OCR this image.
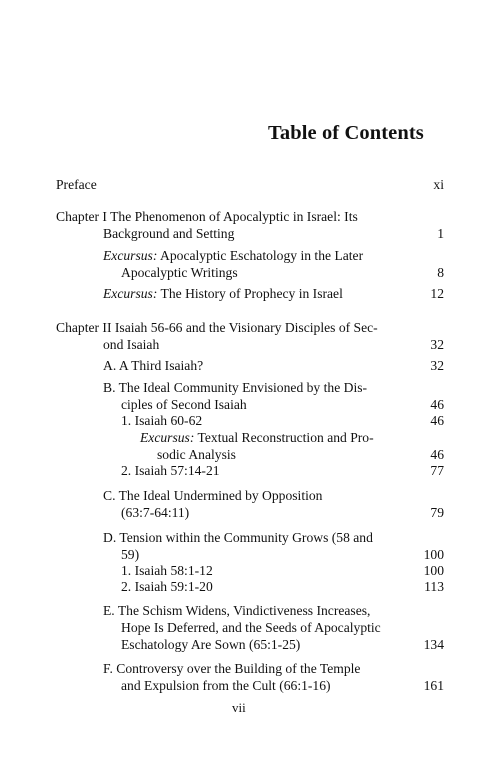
Table of Contents
Preface	xi
Chapter I The Phenomenon of Apocalyptic in Israel: Its
Background and Setting	1
Excursus: Apocalyptic Eschatology in the Later
Apocalyptic Writings	8
Excursus: The History of Prophecy in Israel	12
Chapter II Isaiah 56-66 and the Visionary Disciples of Sec-
ond Isaiah	32
A. A Third Isaiah?	32
B. The Ideal Community Envisioned by the Dis-
ciples of Second Isaiah	46
1. Isaiah 60-62	46
Excursus: Textual Reconstruction and Pro-
sodic Analysis	46
2. Isaiah 57:14-21	77
C. The Ideal Undermined by Opposition
(63:7-64:11)	79
D. Tension within the Community Grows (58 and
59)	100
1. Isaiah 58:1-12	100
2. Isaiah 59:1-20	113
E. The Schism Widens, Vindictiveness Increases,
Hope Is Deferred, and the Seeds of Apocalyptic
Eschatology Are Sown (65:1-25)	134
F. Controversy over the Building of the Temple
and Expulsion from the Cult (66:1-16)	161
vii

What you have to do. Take the listing above and restate it word for word, without its pictures.

Result below.
OCR this image.
Table of Contents
Preface	xi
Chapter I The Phenomenon of Apocalyptic in Israel: Its
Background and Setting	1
Excursus: Apocalyptic Eschatology in the Later
Apocalyptic Writings	8
Excursus: The History of Prophecy in Israel	12
Chapter II Isaiah 56-66 and the Visionary Disciples of Sec-
ond Isaiah	32
A. A Third Isaiah?	32
B. The Ideal Community Envisioned by the Dis-
ciples of Second Isaiah	46
1. Isaiah 60-62	46
Excursus: Textual Reconstruction and Pro-
sodic Analysis	46
2. Isaiah 57:14-21	77
C. The Ideal Undermined by Opposition
(63:7-64:11)	79
D. Tension within the Community Grows (58 and
59)	100
1. Isaiah 58:1-12	100
2. Isaiah 59:1-20	113
E. The Schism Widens, Vindictiveness Increases,
Hope Is Deferred, and the Seeds of Apocalyptic
Eschatology Are Sown (65:1-25)	134
F. Controversy over the Building of the Temple
and Expulsion from the Cult (66:1-16)	161
vii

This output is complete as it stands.